→ Given exercise 1
Decide whether each statement agrees with the Veterans Review and Appeal Board article below. Answer yes or no and quote the words of the article that settle it. (a) The Board was created in 1995. (b) The Board operates as a division of Veterans Affairs Canada rather than as an independent body. (c) The chair and deputy chair come from a permanent Board of 25 members.
→ Given exercise 2
Carry the Veterans Review and Appeal Board article forward past its final sentence.
-- START OF Excerpt provided --
Veterans Review and Appeal Board

Agency overview
- Formed: 1995
- (etc.);
- Jurisdiction: Government of Canada
- Headquarters: Charlottetown, Prince Edward Island, Canada 46°14′8.03″N 63°7′35″W﻿ / ﻿46.2355639°N 63.12639°W
- Minister responsible: Lawrence MacAulay, Minister of Veterans Affairs;
- Agency executives: Chris McNeil, Chairperson; Jacques Bouchard, Deputy Chairperson;
- Parent agency: Independent agency that reports to Parliament through the Minister of Veterans Affairs
- Website: http://www.vrab-tacra.gc.ca

= Veterans Review and Appeal Board =

The Veterans Review and Appeal Board (VRAB; Tribunal des anciens combattants (révision et appel)) is a government of Canada agency responsible for hearing reviews and appeals by ill and injured Veterans and members of the Royal Canadian Mounted Police in relation to disability pension and award decisions by Veterans Affairs Canada. Although the Board reports to Parliament through the Minister of Veterans Affairs, the Board is an independent agency. It was created in 1995, and is governed by the Veterans Review and Appeal Board Act and the Veterans Review and Appeal Board Regulations. The board is headed by a chair and a deputy chair, who are selected from a permanent Board of 25 members and as many temporary members as deemed necessary. The head office is located in the Sherwood Business Centre, Charlottetown, Prince Edward Island.
-- END OF Excerpt provided --
-- START OF Data lines --
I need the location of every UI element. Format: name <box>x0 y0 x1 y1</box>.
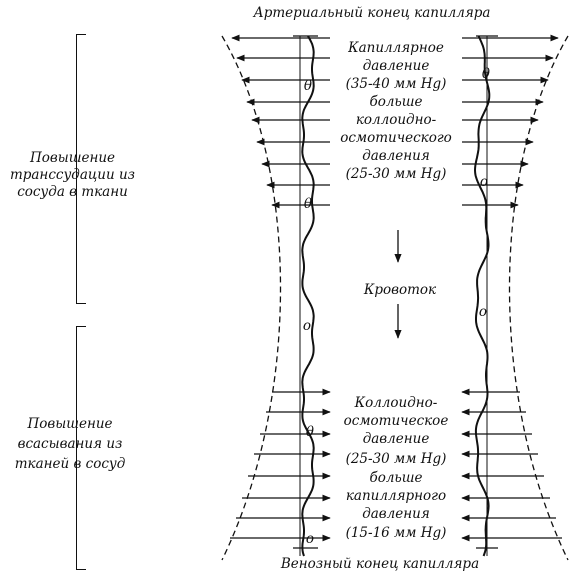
cell-mark: θ <box>481 66 491 82</box>
venous-end-caption: Венозный конец капилляра <box>280 556 480 572</box>
lower-text-line: больше <box>369 470 423 486</box>
upper-bracket <box>76 34 86 304</box>
upper-left-label-line: транссудации из <box>9 167 136 183</box>
cell-mark: o <box>305 531 315 547</box>
left-outer-dashed-outline <box>221 35 282 561</box>
right-outer-dashed-outline <box>508 35 569 561</box>
lower-text-line: осмотическое <box>343 413 449 429</box>
upper-text-line: давления <box>362 148 430 164</box>
upper-text-line: (25-30 мм Hg) <box>345 166 447 182</box>
lower-text-line: капиллярного <box>345 488 447 504</box>
upper-text-line: больше <box>369 94 423 110</box>
lower-text-line: (25-30 мм Hg) <box>345 451 447 467</box>
cell-mark: θ <box>303 196 313 212</box>
cell-mark: o <box>478 304 488 320</box>
lower-text-line: Коллоидно- <box>354 395 438 411</box>
left-capillary-wall <box>301 35 315 557</box>
upper-text-line: (35-40 мм Hg) <box>345 76 447 92</box>
lower-text-line: давление <box>362 431 430 447</box>
blood-flow-label: Кровоток <box>363 282 437 298</box>
cell-mark: θ <box>303 78 313 94</box>
upper-text-line: давление <box>362 58 430 74</box>
upper-text-line: осмотического <box>340 130 452 146</box>
upper-left-label-line: Повышение <box>29 150 116 166</box>
arterial-end-caption: Артериальный конец капилляра <box>253 5 491 21</box>
lower-left-label-line: тканей в сосуд <box>14 456 126 472</box>
upper-text-line: Капиллярное <box>348 40 444 56</box>
cell-mark: o <box>479 174 489 190</box>
lower-text-line: (15-16 мм Hg) <box>345 525 447 541</box>
lower-left-label-line: Повышение <box>27 416 113 432</box>
right-capillary-wall <box>473 35 491 557</box>
cell-mark: θ <box>305 424 315 440</box>
upper-text-line: коллоидно- <box>355 112 437 128</box>
cell-mark: o <box>302 318 312 334</box>
lower-bracket <box>76 326 86 570</box>
lower-text-line: давления <box>362 506 430 522</box>
lower-left-label-line: всасывания из <box>17 436 123 452</box>
upper-left-label-line: сосуда в ткани <box>17 184 128 200</box>
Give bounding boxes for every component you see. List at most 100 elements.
-- END OF Data lines --
→ Task response 1
(a) Yes: "It was created in 1995"
(b) No: "the Board is an independent agency"
(c) Yes: "who are selected from a permanent Board of 25 members"

→ Task response 2
The vast majority of individuals appealing their cases to the Veterans Review and Appeal Board are represented free of charge by lawyers of Veterans Affairs Canada's semi-independent Bureau of Pensions Advocates.

== List of chairs of the Veterans Review and Appeal Board and its predecessor organizations ==

- Chris McNeil (2018–present; Veterans Review & Appeal Board)
- Thomas Jarmyn (2017 - 2018; Veterans Review & Appeal Board)
- Thomas Jarmyn (Acting Chair 2015 - 2017; Veterans Review & Appeal Board)
- John D. Larlee, Q.C. (2009 - 2015; Veterans Review & Appeal Board)
- James MacPhee (Acting Chair Dec 2008 - April 2009; Veterans Review & Appeal Board)
- Victor Marchand (2003 - 2008; Veterans Review & Appeal Board)
- Victor Marchand (Acting Chair 2003; Veterans Review & Appeal Board)
- Brian Chambers (1995 - 2003; Veterans Review & Appeal Board)
- Twila M. Whalen (1991 - 1995; Veterans Appeal Board)
- Norman A. Pinlott (1989 - 1991; Veterans Appeal Board)
- Just P. Letellier, C.D. (1987 - 1989; Veterans Appeal Board)
- Just P. Letellier, C.D. (1985 - 1987; Pension Review Board)
- Frank Oatley Plant, Q.C. (1982 - 1985; Pension Review Board)
- René N. Jutras (1971 - 1982; Pension Review Board)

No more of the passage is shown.